In every one of the records below, substitute "legend-marker" for each occurrence of "legend-swatch" and reproduce all other lines unchanged. Omit the pictures from the output.

━━━━━━━━━━━━━━━━━━━━

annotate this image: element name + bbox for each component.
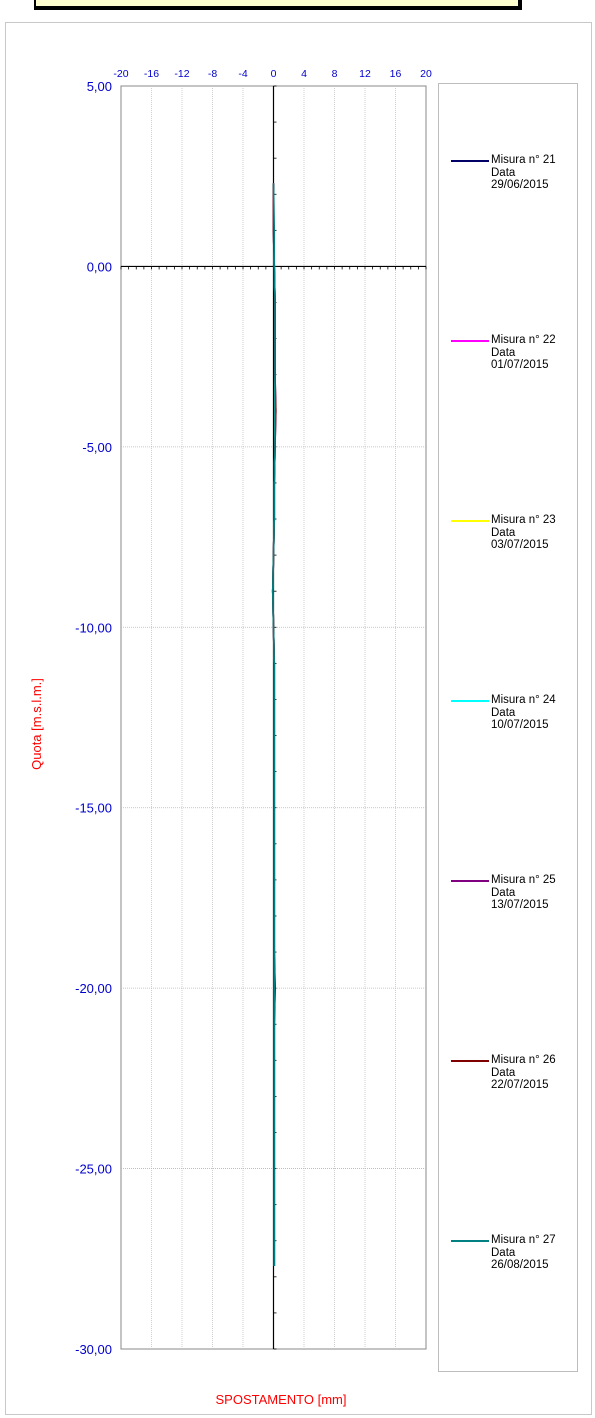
- tick-labels: -20 -16 -12 -8 -4 0 4 8 12 16 20 5,00 0,00 -5,00 -10,0…: [75, 68, 432, 1357]
- legend-date-label: Data: [491, 706, 516, 719]
- series-line: [271, 183, 276, 1266]
- y-tick-label: -20,00: [75, 981, 112, 996]
- y-tick-label: -10,00: [75, 620, 112, 635]
- y-tick-label: 0,00: [87, 259, 112, 274]
- x-tick-label: 20: [420, 68, 432, 80]
- y-tick-label: 5,00: [87, 79, 112, 94]
- legend: Misura n° 21 Data 29/06/2015 Misura n° 22 Da…: [438, 83, 578, 1372]
- legend-date: 10/07/2015: [491, 719, 549, 731]
- x-tick-label: -4: [238, 68, 247, 80]
- legend-series-name: Misura n° 25: [491, 874, 556, 886]
- x-tick-label: -20: [113, 68, 128, 80]
- legend-date: 26/08/2015: [491, 1259, 549, 1271]
- y-tick-label: -5,00: [82, 440, 112, 455]
- legend-swatch: [451, 880, 489, 882]
- x-tick-label: 4: [301, 68, 307, 80]
- x-tick-label: -8: [208, 68, 217, 80]
- legend-label: Misura n° 23 Data 03/07/2015: [491, 514, 556, 552]
- legend-date-label: Data: [491, 346, 516, 359]
- legend-swatch: [451, 700, 489, 702]
- legend-date: 01/07/2015: [491, 359, 549, 371]
- legend-series-name: Misura n° 21: [491, 154, 556, 166]
- legend-series-name: Misura n° 26: [491, 1054, 556, 1066]
- legend-date: 22/07/2015: [491, 1079, 549, 1091]
- legend-date-label: Data: [491, 886, 516, 899]
- chart-frame: [5, 22, 592, 1415]
- x-axis-label: SPOSTAMENTO [mm]: [216, 1392, 347, 1407]
- x-tick-label: -12: [174, 68, 189, 80]
- legend-label: Misura n° 21 Data 29/06/2015: [491, 154, 556, 192]
- y-tick-label: -30,00: [75, 1342, 112, 1357]
- legend-label: Misura n° 27 Data 26/08/2015: [491, 1234, 556, 1272]
- y-axis-label: Quota [m.s.l.m.]: [29, 678, 44, 770]
- legend-date-label: Data: [491, 1066, 516, 1079]
- y-tick-label: -15,00: [75, 801, 112, 816]
- legend-series-name: Misura n° 27: [491, 1234, 556, 1246]
- x-tick-label: 8: [332, 68, 338, 80]
- legend-swatch: [451, 340, 489, 342]
- y-tick-label: -25,00: [75, 1162, 112, 1177]
- legend-date: 29/06/2015: [491, 179, 549, 191]
- legend-date: 03/07/2015: [491, 539, 549, 551]
- legend-label: Misura n° 24 Data 10/07/2015: [491, 694, 556, 732]
- x-tick-label: 0: [271, 68, 277, 80]
- legend-swatch: [451, 520, 489, 522]
- legend-swatch: [451, 1240, 489, 1242]
- legend-swatch: [451, 1060, 489, 1062]
- legend-label: Misura n° 26 Data 22/07/2015: [491, 1054, 556, 1092]
- x-tick-label: -16: [144, 68, 159, 80]
- legend-swatch: [451, 160, 489, 162]
- legend-date: 13/07/2015: [491, 899, 549, 911]
- legend-series-name: Misura n° 23: [491, 514, 556, 526]
- x-tick-label: 12: [359, 68, 371, 80]
- legend-label: Misura n° 25 Data 13/07/2015: [491, 874, 556, 912]
- legend-date-label: Data: [491, 1246, 516, 1259]
- legend-date-label: Data: [491, 166, 516, 179]
- legend-date-label: Data: [491, 526, 516, 539]
- header-box: [34, 0, 522, 10]
- legend-series-name: Misura n° 22: [491, 334, 556, 346]
- x-tick-label: 16: [390, 68, 402, 80]
- legend-label: Misura n° 22 Data 01/07/2015: [491, 334, 556, 372]
- series-lines: [271, 183, 277, 1266]
- legend-series-name: Misura n° 24: [491, 694, 556, 706]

━━━━━━━━━━━━━━━━━━━━

Response |
annotate this image: element name + bbox for each component.
- tick-labels: -20 -16 -12 -8 -4 0 4 8 12 16 20 5,00 0,00 -5,00 -10,0…: [75, 68, 432, 1357]
- legend-date-label: Data: [491, 706, 516, 719]
- series-line: [271, 183, 276, 1266]
- y-tick-label: -20,00: [75, 981, 112, 996]
- y-tick-label: -10,00: [75, 620, 112, 635]
- y-tick-label: 0,00: [87, 259, 112, 274]
- x-tick-label: 20: [420, 68, 432, 80]
- y-tick-label: 5,00: [87, 79, 112, 94]
- legend: Misura n° 21 Data 29/06/2015 Misura n° 22 Da…: [438, 83, 578, 1372]
- legend-date: 10/07/2015: [491, 719, 549, 731]
- x-tick-label: -4: [238, 68, 247, 80]
- legend-series-name: Misura n° 25: [491, 874, 556, 886]
- x-tick-label: -20: [113, 68, 128, 80]
- legend-date: 26/08/2015: [491, 1259, 549, 1271]
- y-tick-label: -5,00: [82, 440, 112, 455]
- legend-marker: [451, 880, 489, 882]
- x-tick-label: 4: [301, 68, 307, 80]
- x-tick-label: -8: [208, 68, 217, 80]
- legend-label: Misura n° 23 Data 03/07/2015: [491, 514, 556, 552]
- legend-date-label: Data: [491, 346, 516, 359]
- legend-marker: [451, 700, 489, 702]
- legend-date: 01/07/2015: [491, 359, 549, 371]
- legend-series-name: Misura n° 21: [491, 154, 556, 166]
- legend-series-name: Misura n° 26: [491, 1054, 556, 1066]
- legend-date: 22/07/2015: [491, 1079, 549, 1091]
- legend-date-label: Data: [491, 886, 516, 899]
- chart-frame: [5, 22, 592, 1415]
- x-axis-label: SPOSTAMENTO [mm]: [216, 1392, 347, 1407]
- x-tick-label: -12: [174, 68, 189, 80]
- legend-label: Misura n° 21 Data 29/06/2015: [491, 154, 556, 192]
- y-tick-label: -30,00: [75, 1342, 112, 1357]
- legend-label: Misura n° 27 Data 26/08/2015: [491, 1234, 556, 1272]
- y-axis-label: Quota [m.s.l.m.]: [29, 678, 44, 770]
- legend-date-label: Data: [491, 1066, 516, 1079]
- y-tick-label: -15,00: [75, 801, 112, 816]
- legend-series-name: Misura n° 27: [491, 1234, 556, 1246]
- x-tick-label: 8: [332, 68, 338, 80]
- legend-marker: [451, 340, 489, 342]
- y-tick-label: -25,00: [75, 1162, 112, 1177]
- legend-date: 29/06/2015: [491, 179, 549, 191]
- legend-date: 03/07/2015: [491, 539, 549, 551]
- legend-label: Misura n° 24 Data 10/07/2015: [491, 694, 556, 732]
- x-tick-label: 0: [271, 68, 277, 80]
- legend-marker: [451, 520, 489, 522]
- legend-marker: [451, 1240, 489, 1242]
- legend-marker: [451, 1060, 489, 1062]
- legend-label: Misura n° 26 Data 22/07/2015: [491, 1054, 556, 1092]
- x-tick-label: -16: [144, 68, 159, 80]
- legend-marker: [451, 160, 489, 162]
- legend-date: 13/07/2015: [491, 899, 549, 911]
- legend-series-name: Misura n° 23: [491, 514, 556, 526]
- x-tick-label: 12: [359, 68, 371, 80]
- legend-label: Misura n° 25 Data 13/07/2015: [491, 874, 556, 912]
- legend-date-label: Data: [491, 1246, 516, 1259]
- legend-date-label: Data: [491, 166, 516, 179]
- legend-date-label: Data: [491, 526, 516, 539]
- header-box: [34, 0, 522, 10]
- legend-series-name: Misura n° 22: [491, 334, 556, 346]
- x-tick-label: 16: [390, 68, 402, 80]
- legend-label: Misura n° 22 Data 01/07/2015: [491, 334, 556, 372]
- series-lines: [271, 183, 277, 1266]
- legend-series-name: Misura n° 24: [491, 694, 556, 706]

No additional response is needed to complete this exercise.